Task description: Pull each line containing "frac" out of the data and copy it.

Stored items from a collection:
===
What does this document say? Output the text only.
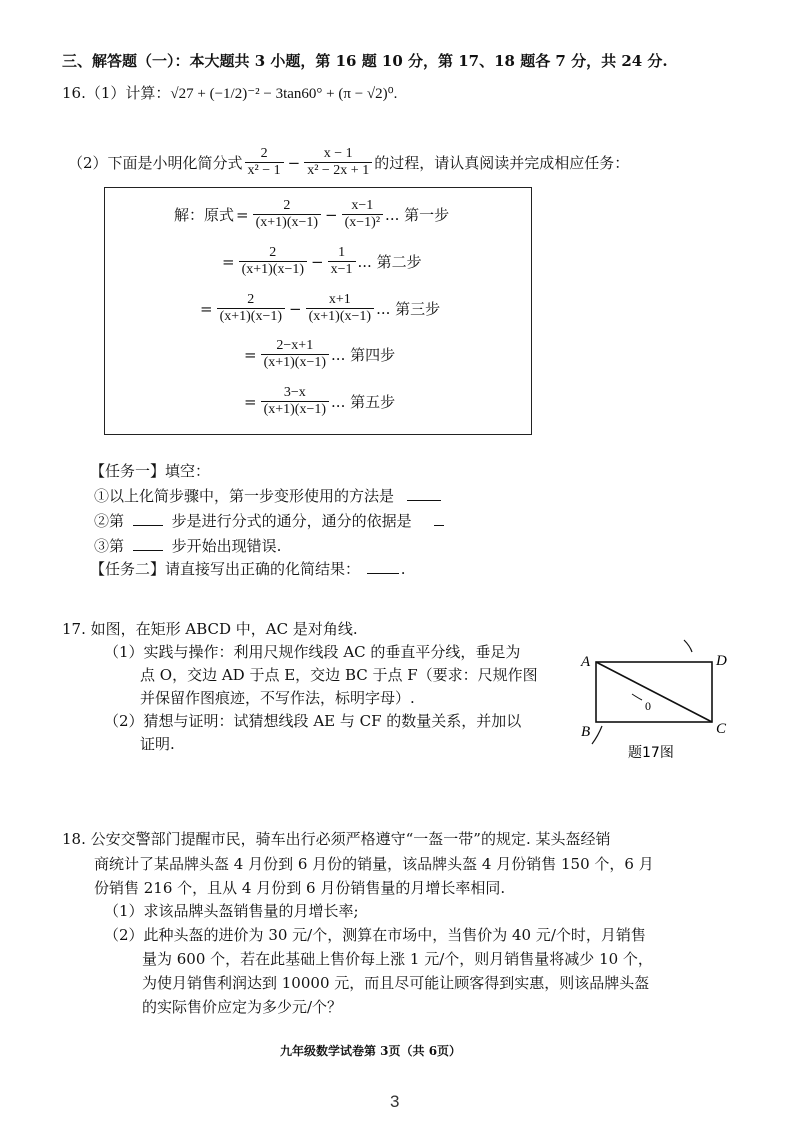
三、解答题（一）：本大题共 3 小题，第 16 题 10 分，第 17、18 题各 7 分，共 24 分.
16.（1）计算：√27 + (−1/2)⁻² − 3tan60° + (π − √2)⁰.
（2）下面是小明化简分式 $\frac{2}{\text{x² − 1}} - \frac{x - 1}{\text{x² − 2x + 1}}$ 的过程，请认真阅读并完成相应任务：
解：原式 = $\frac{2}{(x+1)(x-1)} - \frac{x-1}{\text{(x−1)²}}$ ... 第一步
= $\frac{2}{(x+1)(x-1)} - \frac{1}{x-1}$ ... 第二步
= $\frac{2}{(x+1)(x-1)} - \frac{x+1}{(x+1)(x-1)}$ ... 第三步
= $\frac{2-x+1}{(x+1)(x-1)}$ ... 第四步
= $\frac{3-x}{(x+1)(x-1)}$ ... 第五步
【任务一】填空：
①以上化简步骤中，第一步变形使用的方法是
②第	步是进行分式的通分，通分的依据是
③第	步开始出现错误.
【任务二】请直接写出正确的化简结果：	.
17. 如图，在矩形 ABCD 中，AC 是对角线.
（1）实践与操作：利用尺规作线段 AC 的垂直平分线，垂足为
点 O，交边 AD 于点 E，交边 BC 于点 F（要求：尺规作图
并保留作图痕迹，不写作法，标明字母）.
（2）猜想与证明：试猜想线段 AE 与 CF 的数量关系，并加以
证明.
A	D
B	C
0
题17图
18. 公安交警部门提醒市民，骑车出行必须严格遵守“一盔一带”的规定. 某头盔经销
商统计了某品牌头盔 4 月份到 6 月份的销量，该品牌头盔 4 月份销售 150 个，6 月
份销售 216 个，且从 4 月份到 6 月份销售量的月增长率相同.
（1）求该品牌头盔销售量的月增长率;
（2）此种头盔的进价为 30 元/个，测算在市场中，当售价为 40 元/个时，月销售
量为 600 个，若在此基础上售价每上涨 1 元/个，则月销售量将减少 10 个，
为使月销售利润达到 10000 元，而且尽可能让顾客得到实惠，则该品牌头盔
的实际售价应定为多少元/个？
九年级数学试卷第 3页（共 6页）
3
===
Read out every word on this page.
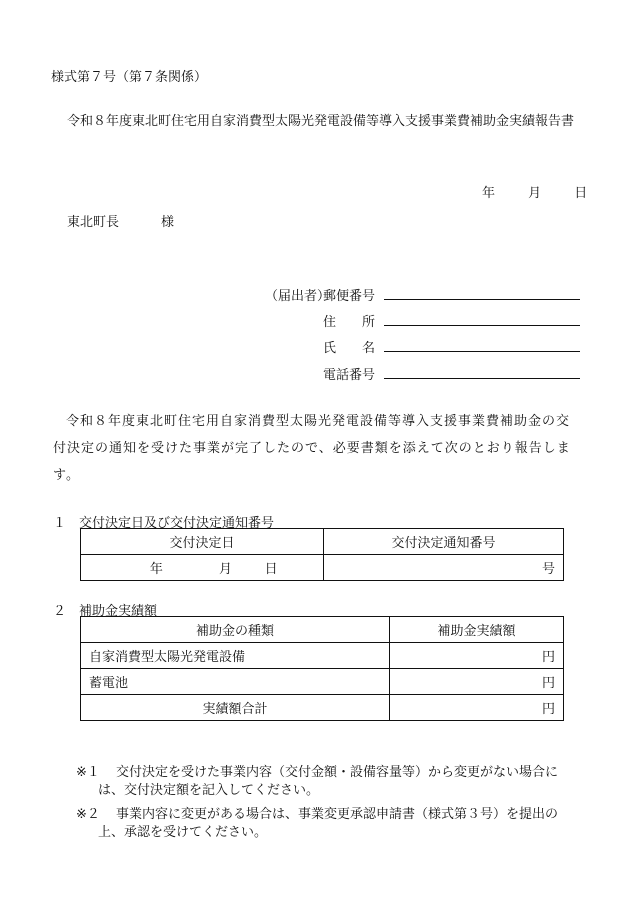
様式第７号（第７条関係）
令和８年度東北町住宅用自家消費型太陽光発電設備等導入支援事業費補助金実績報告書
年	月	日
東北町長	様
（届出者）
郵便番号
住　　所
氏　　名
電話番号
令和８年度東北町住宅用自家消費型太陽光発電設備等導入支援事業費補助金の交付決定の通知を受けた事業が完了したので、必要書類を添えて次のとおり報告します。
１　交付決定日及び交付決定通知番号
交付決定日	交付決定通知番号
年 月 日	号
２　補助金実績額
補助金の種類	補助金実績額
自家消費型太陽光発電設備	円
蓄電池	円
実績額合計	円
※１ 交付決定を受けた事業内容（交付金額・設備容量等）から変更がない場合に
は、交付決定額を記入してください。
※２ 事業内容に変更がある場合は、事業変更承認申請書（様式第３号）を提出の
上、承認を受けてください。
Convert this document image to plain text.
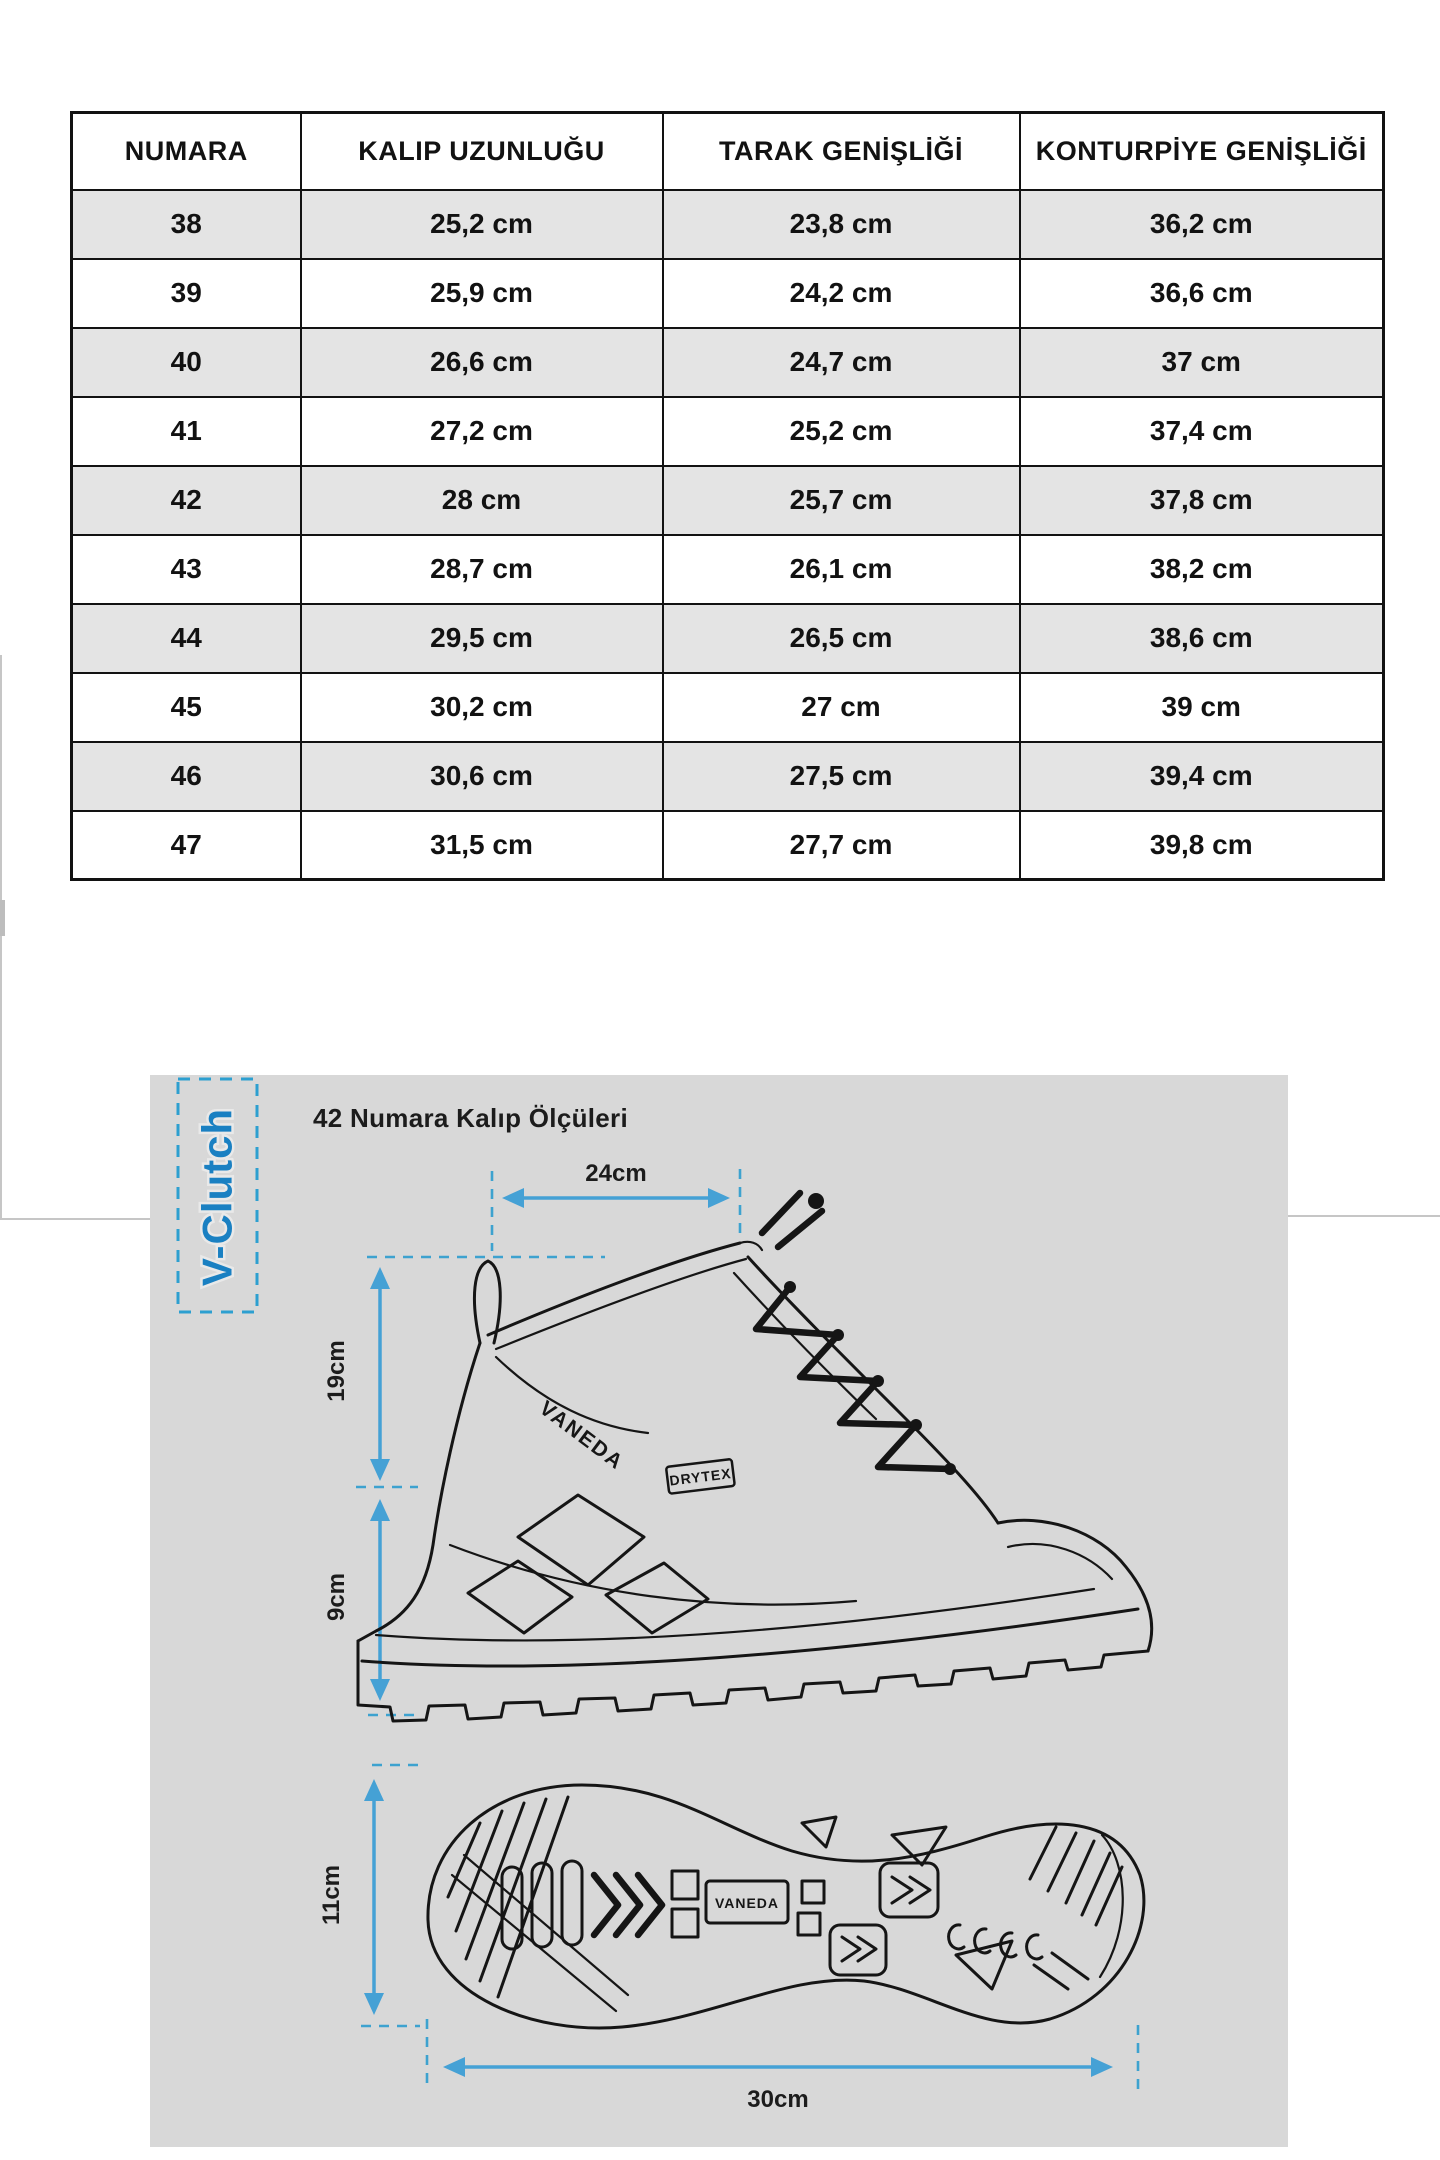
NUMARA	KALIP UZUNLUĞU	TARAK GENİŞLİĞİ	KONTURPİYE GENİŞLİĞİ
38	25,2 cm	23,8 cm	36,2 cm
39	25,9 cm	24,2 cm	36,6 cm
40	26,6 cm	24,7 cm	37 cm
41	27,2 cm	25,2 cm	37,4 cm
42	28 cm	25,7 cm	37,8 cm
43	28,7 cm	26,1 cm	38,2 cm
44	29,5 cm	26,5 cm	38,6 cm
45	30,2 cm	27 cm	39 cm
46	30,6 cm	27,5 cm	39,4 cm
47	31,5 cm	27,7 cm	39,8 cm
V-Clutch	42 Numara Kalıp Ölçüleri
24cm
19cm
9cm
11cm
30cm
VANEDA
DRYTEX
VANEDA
===
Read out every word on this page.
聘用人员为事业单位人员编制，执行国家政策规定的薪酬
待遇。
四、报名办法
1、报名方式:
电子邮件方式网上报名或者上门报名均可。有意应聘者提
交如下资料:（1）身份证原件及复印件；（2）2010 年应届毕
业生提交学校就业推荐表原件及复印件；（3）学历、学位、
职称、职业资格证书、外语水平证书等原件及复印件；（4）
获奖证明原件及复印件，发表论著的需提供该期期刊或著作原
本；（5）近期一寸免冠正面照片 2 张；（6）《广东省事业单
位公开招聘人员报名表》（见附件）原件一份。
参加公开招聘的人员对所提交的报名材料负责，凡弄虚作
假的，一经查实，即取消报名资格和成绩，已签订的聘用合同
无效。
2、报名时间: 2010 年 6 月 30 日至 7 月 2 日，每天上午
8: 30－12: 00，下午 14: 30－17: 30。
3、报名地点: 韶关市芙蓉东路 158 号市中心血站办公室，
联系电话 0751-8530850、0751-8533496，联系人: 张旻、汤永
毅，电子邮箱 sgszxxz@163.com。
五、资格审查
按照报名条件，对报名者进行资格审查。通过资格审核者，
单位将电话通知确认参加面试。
===
Answer to the exercise:
（2）下面是小明化简分式 $\frac{2}{\text{x² − 1}} - \frac{x - 1}{\text{x² − 2x + 1}}$ 的过程，请认真阅读并完成相应任务：
解：原式 = $\frac{2}{(x+1)(x-1)} - \frac{x-1}{\text{(x−1)²}}$ ... 第一步
= $\frac{2}{(x+1)(x-1)} - \frac{1}{x-1}$ ... 第二步
= $\frac{2}{(x+1)(x-1)} - \frac{x+1}{(x+1)(x-1)}$ ... 第三步
= $\frac{2-x+1}{(x+1)(x-1)}$ ... 第四步
= $\frac{3-x}{(x+1)(x-1)}$ ... 第五步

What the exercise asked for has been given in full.